EXERCISE DETAILS: In the records that follow, locate every line with "services" and extract it.

Dataset items
##########
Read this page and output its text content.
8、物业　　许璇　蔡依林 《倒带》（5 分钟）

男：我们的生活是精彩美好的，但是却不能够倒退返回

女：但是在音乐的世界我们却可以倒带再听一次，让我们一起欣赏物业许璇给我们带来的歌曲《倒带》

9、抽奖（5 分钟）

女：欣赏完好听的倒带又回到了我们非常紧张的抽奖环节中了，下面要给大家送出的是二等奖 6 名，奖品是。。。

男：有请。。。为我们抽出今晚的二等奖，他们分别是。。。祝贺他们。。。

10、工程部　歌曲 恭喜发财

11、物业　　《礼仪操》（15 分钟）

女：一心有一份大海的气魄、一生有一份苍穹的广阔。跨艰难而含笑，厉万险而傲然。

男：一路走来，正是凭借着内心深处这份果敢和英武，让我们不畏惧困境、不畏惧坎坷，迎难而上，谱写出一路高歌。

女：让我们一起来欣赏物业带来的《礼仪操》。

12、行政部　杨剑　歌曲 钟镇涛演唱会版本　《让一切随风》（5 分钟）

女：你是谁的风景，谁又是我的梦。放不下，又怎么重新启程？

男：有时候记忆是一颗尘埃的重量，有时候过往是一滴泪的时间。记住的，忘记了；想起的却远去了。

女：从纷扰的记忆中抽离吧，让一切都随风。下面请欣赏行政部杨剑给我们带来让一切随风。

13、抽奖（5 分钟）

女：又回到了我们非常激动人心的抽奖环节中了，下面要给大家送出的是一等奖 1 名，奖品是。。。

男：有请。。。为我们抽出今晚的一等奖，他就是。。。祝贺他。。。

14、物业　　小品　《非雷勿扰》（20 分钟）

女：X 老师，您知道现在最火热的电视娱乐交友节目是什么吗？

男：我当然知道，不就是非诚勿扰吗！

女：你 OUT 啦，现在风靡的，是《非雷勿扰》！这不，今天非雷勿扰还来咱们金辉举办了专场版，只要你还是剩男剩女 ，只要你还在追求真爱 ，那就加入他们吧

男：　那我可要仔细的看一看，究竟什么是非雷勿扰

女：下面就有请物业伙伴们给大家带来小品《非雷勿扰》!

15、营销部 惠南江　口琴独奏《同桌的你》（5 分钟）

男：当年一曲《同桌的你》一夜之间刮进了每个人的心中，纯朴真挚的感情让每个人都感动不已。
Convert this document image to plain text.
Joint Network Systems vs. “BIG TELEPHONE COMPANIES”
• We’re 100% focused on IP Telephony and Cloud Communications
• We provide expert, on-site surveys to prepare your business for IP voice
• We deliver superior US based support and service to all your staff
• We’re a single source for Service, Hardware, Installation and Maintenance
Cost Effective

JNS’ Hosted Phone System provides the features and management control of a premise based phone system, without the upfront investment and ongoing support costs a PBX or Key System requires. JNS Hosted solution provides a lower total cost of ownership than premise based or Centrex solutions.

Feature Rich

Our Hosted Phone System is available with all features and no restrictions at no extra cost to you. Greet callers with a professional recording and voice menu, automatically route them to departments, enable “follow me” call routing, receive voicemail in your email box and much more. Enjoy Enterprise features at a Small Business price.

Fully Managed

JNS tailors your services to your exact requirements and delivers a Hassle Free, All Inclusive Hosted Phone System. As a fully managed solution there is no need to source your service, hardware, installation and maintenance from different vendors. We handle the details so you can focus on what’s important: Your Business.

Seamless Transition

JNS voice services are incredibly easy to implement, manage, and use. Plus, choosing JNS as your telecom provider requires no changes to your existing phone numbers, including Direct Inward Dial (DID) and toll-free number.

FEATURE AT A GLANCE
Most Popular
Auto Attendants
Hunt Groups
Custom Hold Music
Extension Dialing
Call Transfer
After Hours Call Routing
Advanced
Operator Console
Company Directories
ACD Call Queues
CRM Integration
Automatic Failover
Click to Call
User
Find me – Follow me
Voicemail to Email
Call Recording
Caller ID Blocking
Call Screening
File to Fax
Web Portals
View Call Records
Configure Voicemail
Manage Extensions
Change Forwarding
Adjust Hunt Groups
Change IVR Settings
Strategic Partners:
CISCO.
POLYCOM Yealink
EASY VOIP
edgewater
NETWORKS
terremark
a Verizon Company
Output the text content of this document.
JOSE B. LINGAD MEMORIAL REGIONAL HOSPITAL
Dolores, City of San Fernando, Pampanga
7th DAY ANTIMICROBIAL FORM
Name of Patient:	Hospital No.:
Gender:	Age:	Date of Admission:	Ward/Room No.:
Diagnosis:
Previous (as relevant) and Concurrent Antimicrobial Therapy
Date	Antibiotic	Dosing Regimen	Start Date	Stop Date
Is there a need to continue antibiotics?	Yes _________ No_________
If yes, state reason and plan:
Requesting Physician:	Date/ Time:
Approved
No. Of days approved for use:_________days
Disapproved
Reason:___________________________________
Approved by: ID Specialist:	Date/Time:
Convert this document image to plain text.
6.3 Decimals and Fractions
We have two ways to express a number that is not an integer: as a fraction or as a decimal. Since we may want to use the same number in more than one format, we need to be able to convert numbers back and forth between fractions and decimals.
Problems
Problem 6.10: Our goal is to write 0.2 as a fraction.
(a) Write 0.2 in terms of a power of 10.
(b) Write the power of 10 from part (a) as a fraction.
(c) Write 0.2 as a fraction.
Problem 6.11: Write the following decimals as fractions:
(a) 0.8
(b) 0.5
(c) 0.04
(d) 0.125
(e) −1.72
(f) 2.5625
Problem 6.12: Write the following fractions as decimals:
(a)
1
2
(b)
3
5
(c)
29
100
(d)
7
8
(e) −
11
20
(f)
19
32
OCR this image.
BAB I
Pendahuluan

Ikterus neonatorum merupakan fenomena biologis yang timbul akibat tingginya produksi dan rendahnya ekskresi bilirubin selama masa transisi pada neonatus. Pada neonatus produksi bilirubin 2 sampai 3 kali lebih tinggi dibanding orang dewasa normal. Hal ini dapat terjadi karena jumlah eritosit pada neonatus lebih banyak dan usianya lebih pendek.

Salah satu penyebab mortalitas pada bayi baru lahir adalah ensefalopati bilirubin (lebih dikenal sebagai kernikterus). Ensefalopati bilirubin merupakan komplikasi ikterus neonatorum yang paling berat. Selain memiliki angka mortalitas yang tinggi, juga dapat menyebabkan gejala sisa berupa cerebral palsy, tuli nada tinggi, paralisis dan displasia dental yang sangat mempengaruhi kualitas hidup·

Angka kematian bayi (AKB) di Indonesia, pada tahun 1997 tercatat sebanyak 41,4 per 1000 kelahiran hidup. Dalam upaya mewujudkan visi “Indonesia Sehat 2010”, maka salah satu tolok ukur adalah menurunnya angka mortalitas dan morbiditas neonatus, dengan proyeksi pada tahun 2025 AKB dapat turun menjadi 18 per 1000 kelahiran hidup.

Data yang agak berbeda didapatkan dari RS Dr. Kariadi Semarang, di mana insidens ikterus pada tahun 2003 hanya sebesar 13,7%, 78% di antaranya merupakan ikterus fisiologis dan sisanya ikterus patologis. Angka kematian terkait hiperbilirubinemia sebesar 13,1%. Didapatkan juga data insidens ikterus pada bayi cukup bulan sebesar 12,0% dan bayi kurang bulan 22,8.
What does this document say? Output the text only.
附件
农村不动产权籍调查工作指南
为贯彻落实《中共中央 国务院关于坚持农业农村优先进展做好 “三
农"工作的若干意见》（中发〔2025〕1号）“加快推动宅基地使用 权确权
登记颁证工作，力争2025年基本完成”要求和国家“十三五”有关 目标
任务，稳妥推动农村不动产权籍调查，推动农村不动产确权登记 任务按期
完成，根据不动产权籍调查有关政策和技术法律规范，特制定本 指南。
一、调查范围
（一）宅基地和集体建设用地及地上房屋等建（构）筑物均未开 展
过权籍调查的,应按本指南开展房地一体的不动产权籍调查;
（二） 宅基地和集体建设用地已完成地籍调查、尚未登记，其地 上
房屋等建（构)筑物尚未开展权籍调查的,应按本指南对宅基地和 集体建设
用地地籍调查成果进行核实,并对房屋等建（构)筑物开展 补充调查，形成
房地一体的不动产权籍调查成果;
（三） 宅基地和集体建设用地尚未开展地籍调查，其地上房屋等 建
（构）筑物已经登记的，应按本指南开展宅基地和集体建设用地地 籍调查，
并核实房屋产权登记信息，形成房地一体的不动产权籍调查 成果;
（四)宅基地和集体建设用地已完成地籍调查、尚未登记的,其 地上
##########
RESULT BELOW:
JNS tailors your services to your exact requirements and delivers a Hassle Free, All Inclusive Hosted Phone System. As a fully managed solution there is no need to source your service, hardware, installation and maintenance from different vendors. We handle the details so you can focus on what’s important: Your Business.
JNS voice services are incredibly easy to implement, manage, and use. Plus, choosing JNS as your telecom provider requires no changes to your existing phone numbers, including Direct Inward Dial (DID) and toll-free number.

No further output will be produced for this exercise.